● YOUR TASK
Locate every line that holds the string "subtitle" and copy it.

● Data listing
══════════════════════════════

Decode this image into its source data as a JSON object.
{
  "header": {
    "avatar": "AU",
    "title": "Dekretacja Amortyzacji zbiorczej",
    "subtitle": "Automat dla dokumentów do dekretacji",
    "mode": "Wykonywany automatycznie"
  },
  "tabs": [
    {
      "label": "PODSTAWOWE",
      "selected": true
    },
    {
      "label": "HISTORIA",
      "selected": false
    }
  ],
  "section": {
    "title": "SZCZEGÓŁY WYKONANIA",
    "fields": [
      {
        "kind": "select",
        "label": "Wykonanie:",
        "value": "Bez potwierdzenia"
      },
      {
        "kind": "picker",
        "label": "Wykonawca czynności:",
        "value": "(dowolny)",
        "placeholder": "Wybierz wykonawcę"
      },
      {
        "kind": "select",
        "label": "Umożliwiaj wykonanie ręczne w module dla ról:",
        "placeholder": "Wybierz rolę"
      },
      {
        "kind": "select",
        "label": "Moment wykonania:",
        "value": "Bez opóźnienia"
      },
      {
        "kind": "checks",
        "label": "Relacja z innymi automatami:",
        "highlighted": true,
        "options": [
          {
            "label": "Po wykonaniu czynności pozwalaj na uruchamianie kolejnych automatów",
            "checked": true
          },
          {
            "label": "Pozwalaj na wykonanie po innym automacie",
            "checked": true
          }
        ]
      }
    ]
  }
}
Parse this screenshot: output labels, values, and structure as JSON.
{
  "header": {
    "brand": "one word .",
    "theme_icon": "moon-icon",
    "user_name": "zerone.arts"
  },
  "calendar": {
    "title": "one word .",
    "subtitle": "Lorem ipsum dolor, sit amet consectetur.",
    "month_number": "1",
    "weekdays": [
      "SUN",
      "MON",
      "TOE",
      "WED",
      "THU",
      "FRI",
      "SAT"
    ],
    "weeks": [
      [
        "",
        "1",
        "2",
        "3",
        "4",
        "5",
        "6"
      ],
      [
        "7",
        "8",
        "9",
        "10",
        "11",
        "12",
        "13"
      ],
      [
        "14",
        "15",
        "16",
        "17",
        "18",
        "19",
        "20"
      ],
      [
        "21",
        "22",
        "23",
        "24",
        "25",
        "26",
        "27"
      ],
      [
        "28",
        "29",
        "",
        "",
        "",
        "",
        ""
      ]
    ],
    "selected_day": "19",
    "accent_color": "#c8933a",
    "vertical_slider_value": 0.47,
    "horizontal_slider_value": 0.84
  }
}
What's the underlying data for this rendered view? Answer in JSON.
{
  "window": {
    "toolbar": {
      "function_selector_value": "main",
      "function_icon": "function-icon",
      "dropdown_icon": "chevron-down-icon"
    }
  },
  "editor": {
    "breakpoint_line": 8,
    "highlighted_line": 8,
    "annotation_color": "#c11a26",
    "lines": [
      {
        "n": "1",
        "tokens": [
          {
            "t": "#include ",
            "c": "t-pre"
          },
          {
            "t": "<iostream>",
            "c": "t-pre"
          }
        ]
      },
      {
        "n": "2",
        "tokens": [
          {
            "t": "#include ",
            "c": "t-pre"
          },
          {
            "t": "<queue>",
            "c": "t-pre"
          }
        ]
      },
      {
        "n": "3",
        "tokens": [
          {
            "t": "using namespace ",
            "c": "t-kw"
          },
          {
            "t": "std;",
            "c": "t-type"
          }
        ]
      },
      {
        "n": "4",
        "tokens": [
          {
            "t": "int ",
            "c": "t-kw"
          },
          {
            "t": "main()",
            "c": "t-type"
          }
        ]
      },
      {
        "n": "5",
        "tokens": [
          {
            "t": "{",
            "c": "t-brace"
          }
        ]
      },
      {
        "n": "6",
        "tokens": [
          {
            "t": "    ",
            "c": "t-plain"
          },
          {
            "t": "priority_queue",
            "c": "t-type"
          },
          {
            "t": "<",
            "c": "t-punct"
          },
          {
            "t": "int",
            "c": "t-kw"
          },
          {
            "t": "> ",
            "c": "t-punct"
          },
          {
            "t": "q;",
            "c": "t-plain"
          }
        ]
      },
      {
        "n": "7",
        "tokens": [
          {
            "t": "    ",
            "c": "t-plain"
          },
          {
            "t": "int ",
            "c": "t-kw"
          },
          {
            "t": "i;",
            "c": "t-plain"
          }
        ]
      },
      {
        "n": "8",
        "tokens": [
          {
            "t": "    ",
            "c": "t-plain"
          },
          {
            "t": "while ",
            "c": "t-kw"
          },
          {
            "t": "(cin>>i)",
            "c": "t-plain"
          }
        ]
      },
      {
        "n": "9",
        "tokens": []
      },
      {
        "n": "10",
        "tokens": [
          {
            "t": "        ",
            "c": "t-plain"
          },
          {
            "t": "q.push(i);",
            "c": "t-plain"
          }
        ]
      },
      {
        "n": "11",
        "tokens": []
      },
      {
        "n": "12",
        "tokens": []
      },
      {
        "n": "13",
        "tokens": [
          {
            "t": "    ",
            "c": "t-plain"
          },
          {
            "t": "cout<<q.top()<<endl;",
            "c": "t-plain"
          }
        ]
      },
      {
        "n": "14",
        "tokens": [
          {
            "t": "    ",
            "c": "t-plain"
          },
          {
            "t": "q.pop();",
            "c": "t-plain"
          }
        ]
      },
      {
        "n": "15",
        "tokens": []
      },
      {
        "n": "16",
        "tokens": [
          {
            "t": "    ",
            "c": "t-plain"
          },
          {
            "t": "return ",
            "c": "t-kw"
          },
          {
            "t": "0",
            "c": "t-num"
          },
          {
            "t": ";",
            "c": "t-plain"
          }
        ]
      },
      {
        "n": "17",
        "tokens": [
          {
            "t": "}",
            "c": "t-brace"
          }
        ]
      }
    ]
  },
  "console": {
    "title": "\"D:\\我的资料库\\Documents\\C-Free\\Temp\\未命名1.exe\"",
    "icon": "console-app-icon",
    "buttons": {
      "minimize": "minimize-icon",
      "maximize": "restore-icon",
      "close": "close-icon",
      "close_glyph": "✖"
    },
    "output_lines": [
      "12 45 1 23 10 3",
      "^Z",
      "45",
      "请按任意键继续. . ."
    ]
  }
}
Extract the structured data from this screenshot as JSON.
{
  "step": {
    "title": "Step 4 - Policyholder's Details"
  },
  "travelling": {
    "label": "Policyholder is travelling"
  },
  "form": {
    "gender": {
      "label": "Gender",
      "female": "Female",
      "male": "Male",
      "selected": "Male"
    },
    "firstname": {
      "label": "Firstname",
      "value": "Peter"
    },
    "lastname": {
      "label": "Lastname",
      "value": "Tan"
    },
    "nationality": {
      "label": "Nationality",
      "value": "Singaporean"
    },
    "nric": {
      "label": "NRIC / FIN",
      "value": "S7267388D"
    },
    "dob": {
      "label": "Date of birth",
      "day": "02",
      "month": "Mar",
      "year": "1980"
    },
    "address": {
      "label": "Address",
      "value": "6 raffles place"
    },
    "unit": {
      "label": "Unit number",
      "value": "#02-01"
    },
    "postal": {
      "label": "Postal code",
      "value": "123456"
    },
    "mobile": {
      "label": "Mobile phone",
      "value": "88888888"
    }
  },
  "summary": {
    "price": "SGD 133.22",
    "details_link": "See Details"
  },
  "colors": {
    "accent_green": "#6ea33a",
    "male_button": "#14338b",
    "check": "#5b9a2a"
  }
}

══════════════════════════════

● CORRECT OUTPUT
    "subtitle": "Automat dla dokumentów do dekretacji",
    "subtitle": "Lorem ipsum dolor, sit amet consectetur.",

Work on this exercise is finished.